Prompt
Produce a verbatim copy of the following records, leaving out all pictures.

=== Begin Enclosure ===

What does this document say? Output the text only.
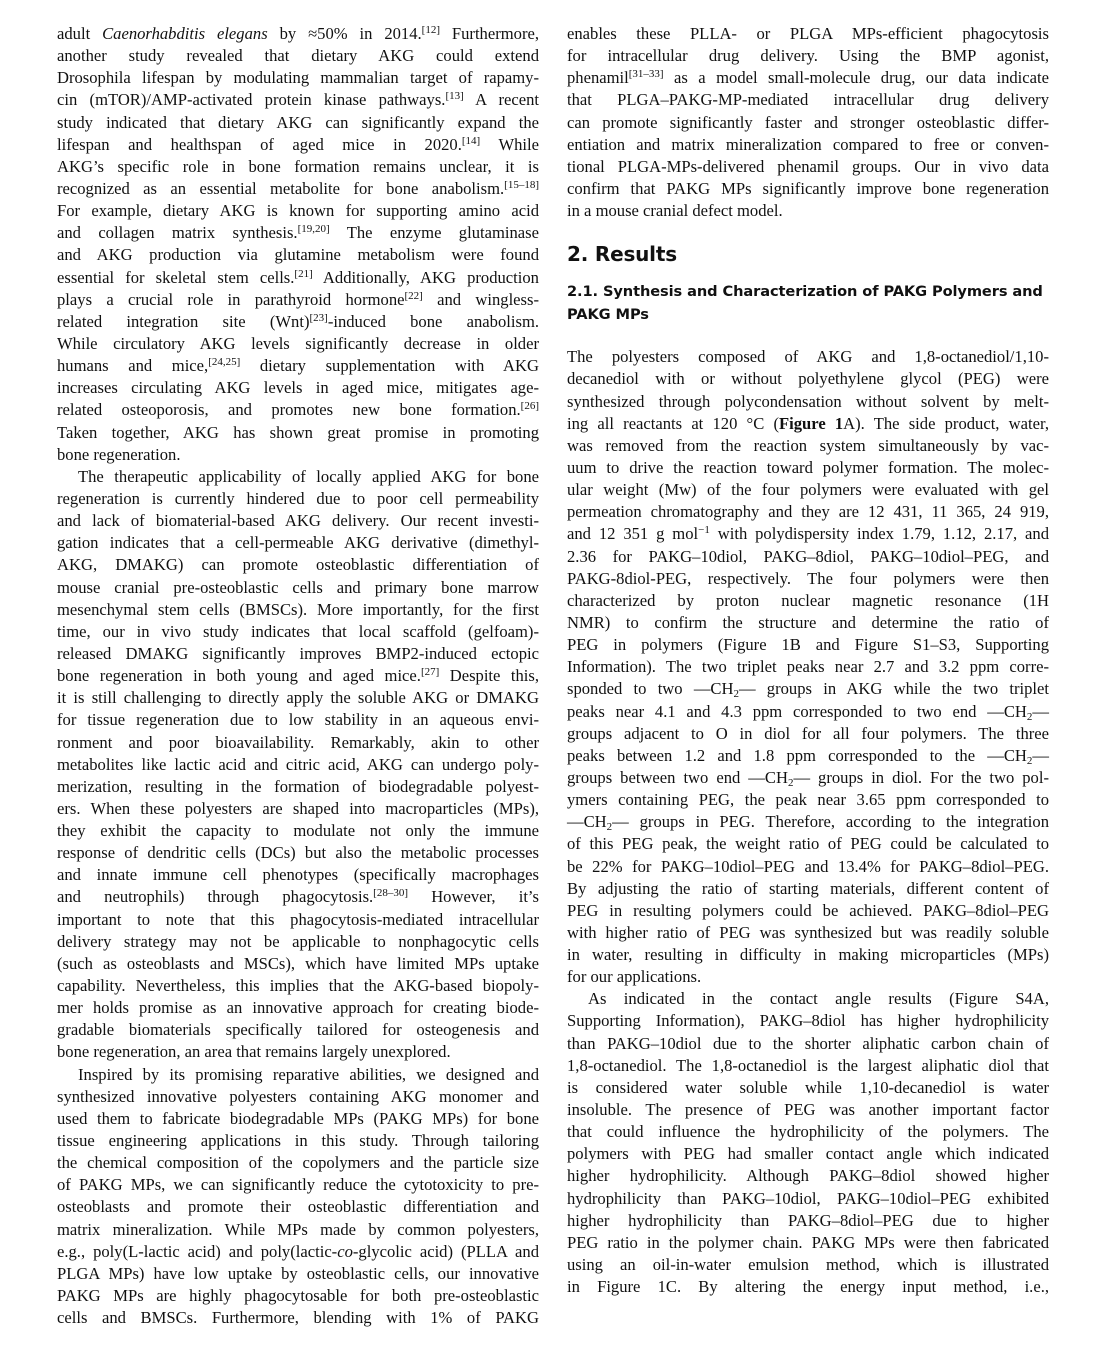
adult Caenorhabditis elegans by ≈50% in 2014.[12] Furthermore,
another study revealed that dietary AKG could extend
Drosophila lifespan by modulating mammalian target of rapamy-
cin (mTOR)/AMP-activated protein kinase pathways.[13] A recent
study indicated that dietary AKG can significantly expand the
lifespan and healthspan of aged mice in 2020.[14] While
AKG’s specific role in bone formation remains unclear, it is
recognized as an essential metabolite for bone anabolism.[15–18]
For example, dietary AKG is known for supporting amino acid
and collagen matrix synthesis.[19,20] The enzyme glutaminase
and AKG production via glutamine metabolism were found
essential for skeletal stem cells.[21] Additionally, AKG production
plays a crucial role in parathyroid hormone[22] and wingless-
related integration site (Wnt)[23]-induced bone anabolism.
While circulatory AKG levels significantly decrease in older
humans and mice,[24,25] dietary supplementation with AKG
increases circulating AKG levels in aged mice, mitigates age-
related osteoporosis, and promotes new bone formation.[26]
Taken together, AKG has shown great promise in promoting
bone regeneration.
The therapeutic applicability of locally applied AKG for bone
regeneration is currently hindered due to poor cell permeability
and lack of biomaterial-based AKG delivery. Our recent investi-
gation indicates that a cell-permeable AKG derivative (dimethyl-
AKG, DMAKG) can promote osteoblastic differentiation of
mouse cranial pre-osteoblastic cells and primary bone marrow
mesenchymal stem cells (BMSCs). More importantly, for the first
time, our in vivo study indicates that local scaffold (gelfoam)-
released DMAKG significantly improves BMP2-induced ectopic
bone regeneration in both young and aged mice.[27] Despite this,
it is still challenging to directly apply the soluble AKG or DMAKG
for tissue regeneration due to low stability in an aqueous envi-
ronment and poor bioavailability. Remarkably, akin to other
metabolites like lactic acid and citric acid, AKG can undergo poly-
merization, resulting in the formation of biodegradable polyest-
ers. When these polyesters are shaped into macroparticles (MPs),
they exhibit the capacity to modulate not only the immune
response of dendritic cells (DCs) but also the metabolic processes
and innate immune cell phenotypes (specifically macrophages
and neutrophils) through phagocytosis.[28–30] However, it’s
important to note that this phagocytosis-mediated intracellular
delivery strategy may not be applicable to nonphagocytic cells
(such as osteoblasts and MSCs), which have limited MPs uptake
capability. Nevertheless, this implies that the AKG-based biopoly-
mer holds promise as an innovative approach for creating biode-
gradable biomaterials specifically tailored for osteogenesis and
bone regeneration, an area that remains largely unexplored.
Inspired by its promising reparative abilities, we designed and
synthesized innovative polyesters containing AKG monomer and
used them to fabricate biodegradable MPs (PAKG MPs) for bone
tissue engineering applications in this study. Through tailoring
the chemical composition of the copolymers and the particle size
of PAKG MPs, we can significantly reduce the cytotoxicity to pre-
osteoblasts and promote their osteoblastic differentiation and
matrix mineralization. While MPs made by common polyesters,
e.g., poly(L-lactic acid) and poly(lactic-co-glycolic acid) (PLLA and
PLGA MPs) have low uptake by osteoblastic cells, our innovative
PAKG MPs are highly phagocytosable for both pre-osteoblastic
cells and BMSCs. Furthermore, blending with 1% of PAKG
enables these PLLA- or PLGA MPs-efficient phagocytosis
for intracellular drug delivery. Using the BMP agonist,
phenamil[31–33] as a model small-molecule drug, our data indicate
that PLGA–PAKG-MP-mediated intracellular drug delivery
can promote significantly faster and stronger osteoblastic differ-
entiation and matrix mineralization compared to free or conven-
tional PLGA-MPs-delivered phenamil groups. Our in vivo data
confirm that PAKG MPs significantly improve bone regeneration
in a mouse cranial defect model.
2. Results
2.1. Synthesis and Characterization of PAKG Polymers and
PAKG MPs
The polyesters composed of AKG and 1,8-octanediol/1,10-
decanediol with or without polyethylene glycol (PEG) were
synthesized through polycondensation without solvent by melt-
ing all reactants at 120 °C (Figure 1A). The side product, water,
was removed from the reaction system simultaneously by vac-
uum to drive the reaction toward polymer formation. The molec-
ular weight (Mw) of the four polymers were evaluated with gel
permeation chromatography and they are 12 431, 11 365, 24 919,
and 12 351 g mol$^{-1}$ with polydispersity index 1.79, 1.12, 2.17, and
2.36 for PAKG–10diol, PAKG–8diol, PAKG–10diol–PEG, and
PAKG-8diol-PEG, respectively. The four polymers were then
characterized by proton nuclear magnetic resonance (1H
NMR) to confirm the structure and determine the ratio of
PEG in polymers (Figure 1B and Figure S1–S3, Supporting
Information). The two triplet peaks near 2.7 and 3.2 ppm corre-
sponded to two $—CH_2—$ groups in AKG while the two triplet
peaks near 4.1 and 4.3 ppm corresponded to two end $—CH_2—$
groups adjacent to O in diol for all four polymers. The three
peaks between 1.2 and 1.8 ppm corresponded to the $—CH_2—$
groups between two end $—CH_2—$ groups in diol. For the two pol-
ymers containing PEG, the peak near 3.65 ppm corresponded to
$—CH_2—$ groups in PEG. Therefore, according to the integration
of this PEG peak, the weight ratio of PEG could be calculated to
be 22% for PAKG–10diol–PEG and 13.4% for PAKG–8diol–PEG.
By adjusting the ratio of starting materials, different content of
PEG in resulting polymers could be achieved. PAKG–8diol–PEG
with higher ratio of PEG was synthesized but was readily soluble
in water, resulting in difficulty in making microparticles (MPs)
for our applications.
As indicated in the contact angle results (Figure S4A,
Supporting Information), PAKG–8diol has higher hydrophilicity
than PAKG–10diol due to the shorter aliphatic carbon chain of
1,8-octanediol. The 1,8-octanediol is the largest aliphatic diol that
is considered water soluble while 1,10-decanediol is water
insoluble. The presence of PEG was another important factor
that could influence the hydrophilicity of the polymers. The
polymers with PEG had smaller contact angle which indicated
higher hydrophilicity. Although PAKG–8diol showed higher
hydrophilicity than PAKG–10diol, PAKG–10diol–PEG exhibited
higher hydrophilicity than PAKG–8diol–PEG due to higher
PEG ratio in the polymer chain. PAKG MPs were then fabricated
using an oil-in-water emulsion method, which is illustrated
in Figure 1C. By altering the energy input method, i.e.,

=== End Enclosure ===

Exercise output
What does this document say? Output the text only.
adult Caenorhabditis elegans by ≈50% in 2014.[12] Furthermore,
another study revealed that dietary AKG could extend
Drosophila lifespan by modulating mammalian target of rapamy-
cin (mTOR)/AMP-activated protein kinase pathways.[13] A recent
study indicated that dietary AKG can significantly expand the
lifespan and healthspan of aged mice in 2020.[14] While
AKG’s specific role in bone formation remains unclear, it is
recognized as an essential metabolite for bone anabolism.[15–18]
For example, dietary AKG is known for supporting amino acid
and collagen matrix synthesis.[19,20] The enzyme glutaminase
and AKG production via glutamine metabolism were found
essential for skeletal stem cells.[21] Additionally, AKG production
plays a crucial role in parathyroid hormone[22] and wingless-
related integration site (Wnt)[23]-induced bone anabolism.
While circulatory AKG levels significantly decrease in older
humans and mice,[24,25] dietary supplementation with AKG
increases circulating AKG levels in aged mice, mitigates age-
related osteoporosis, and promotes new bone formation.[26]
Taken together, AKG has shown great promise in promoting
bone regeneration.
The therapeutic applicability of locally applied AKG for bone
regeneration is currently hindered due to poor cell permeability
and lack of biomaterial-based AKG delivery. Our recent investi-
gation indicates that a cell-permeable AKG derivative (dimethyl-
AKG, DMAKG) can promote osteoblastic differentiation of
mouse cranial pre-osteoblastic cells and primary bone marrow
mesenchymal stem cells (BMSCs). More importantly, for the first
time, our in vivo study indicates that local scaffold (gelfoam)-
released DMAKG significantly improves BMP2-induced ectopic
bone regeneration in both young and aged mice.[27] Despite this,
it is still challenging to directly apply the soluble AKG or DMAKG
for tissue regeneration due to low stability in an aqueous envi-
ronment and poor bioavailability. Remarkably, akin to other
metabolites like lactic acid and citric acid, AKG can undergo poly-
merization, resulting in the formation of biodegradable polyest-
ers. When these polyesters are shaped into macroparticles (MPs),
they exhibit the capacity to modulate not only the immune
response of dendritic cells (DCs) but also the metabolic processes
and innate immune cell phenotypes (specifically macrophages
and neutrophils) through phagocytosis.[28–30] However, it’s
important to note that this phagocytosis-mediated intracellular
delivery strategy may not be applicable to nonphagocytic cells
(such as osteoblasts and MSCs), which have limited MPs uptake
capability. Nevertheless, this implies that the AKG-based biopoly-
mer holds promise as an innovative approach for creating biode-
gradable biomaterials specifically tailored for osteogenesis and
bone regeneration, an area that remains largely unexplored.
Inspired by its promising reparative abilities, we designed and
synthesized innovative polyesters containing AKG monomer and
used them to fabricate biodegradable MPs (PAKG MPs) for bone
tissue engineering applications in this study. Through tailoring
the chemical composition of the copolymers and the particle size
of PAKG MPs, we can significantly reduce the cytotoxicity to pre-
osteoblasts and promote their osteoblastic differentiation and
matrix mineralization. While MPs made by common polyesters,
e.g., poly(L-lactic acid) and poly(lactic-co-glycolic acid) (PLLA and
PLGA MPs) have low uptake by osteoblastic cells, our innovative
PAKG MPs are highly phagocytosable for both pre-osteoblastic
cells and BMSCs. Furthermore, blending with 1% of PAKG
enables these PLLA- or PLGA MPs-efficient phagocytosis
for intracellular drug delivery. Using the BMP agonist,
phenamil[31–33] as a model small-molecule drug, our data indicate
that PLGA–PAKG-MP-mediated intracellular drug delivery
can promote significantly faster and stronger osteoblastic differ-
entiation and matrix mineralization compared to free or conven-
tional PLGA-MPs-delivered phenamil groups. Our in vivo data
confirm that PAKG MPs significantly improve bone regeneration
in a mouse cranial defect model.
2. Results
2.1. Synthesis and Characterization of PAKG Polymers and
PAKG MPs
The polyesters composed of AKG and 1,8-octanediol/1,10-
decanediol with or without polyethylene glycol (PEG) were
synthesized through polycondensation without solvent by melt-
ing all reactants at 120 °C (Figure 1A). The side product, water,
was removed from the reaction system simultaneously by vac-
uum to drive the reaction toward polymer formation. The molec-
ular weight (Mw) of the four polymers were evaluated with gel
permeation chromatography and they are 12 431, 11 365, 24 919,
and 12 351 g mol$^{-1}$ with polydispersity index 1.79, 1.12, 2.17, and
2.36 for PAKG–10diol, PAKG–8diol, PAKG–10diol–PEG, and
PAKG-8diol-PEG, respectively. The four polymers were then
characterized by proton nuclear magnetic resonance (1H
NMR) to confirm the structure and determine the ratio of
PEG in polymers (Figure 1B and Figure S1–S3, Supporting
Information). The two triplet peaks near 2.7 and 3.2 ppm corre-
sponded to two $—CH_2—$ groups in AKG while the two triplet
peaks near 4.1 and 4.3 ppm corresponded to two end $—CH_2—$
groups adjacent to O in diol for all four polymers. The three
peaks between 1.2 and 1.8 ppm corresponded to the $—CH_2—$
groups between two end $—CH_2—$ groups in diol. For the two pol-
ymers containing PEG, the peak near 3.65 ppm corresponded to
$—CH_2—$ groups in PEG. Therefore, according to the integration
of this PEG peak, the weight ratio of PEG could be calculated to
be 22% for PAKG–10diol–PEG and 13.4% for PAKG–8diol–PEG.
By adjusting the ratio of starting materials, different content of
PEG in resulting polymers could be achieved. PAKG–8diol–PEG
with higher ratio of PEG was synthesized but was readily soluble
in water, resulting in difficulty in making microparticles (MPs)
for our applications.
As indicated in the contact angle results (Figure S4A,
Supporting Information), PAKG–8diol has higher hydrophilicity
than PAKG–10diol due to the shorter aliphatic carbon chain of
1,8-octanediol. The 1,8-octanediol is the largest aliphatic diol that
is considered water soluble while 1,10-decanediol is water
insoluble. The presence of PEG was another important factor
that could influence the hydrophilicity of the polymers. The
polymers with PEG had smaller contact angle which indicated
higher hydrophilicity. Although PAKG–8diol showed higher
hydrophilicity than PAKG–10diol, PAKG–10diol–PEG exhibited
higher hydrophilicity than PAKG–8diol–PEG due to higher
PEG ratio in the polymer chain. PAKG MPs were then fabricated
using an oil-in-water emulsion method, which is illustrated
in Figure 1C. By altering the energy input method, i.e.,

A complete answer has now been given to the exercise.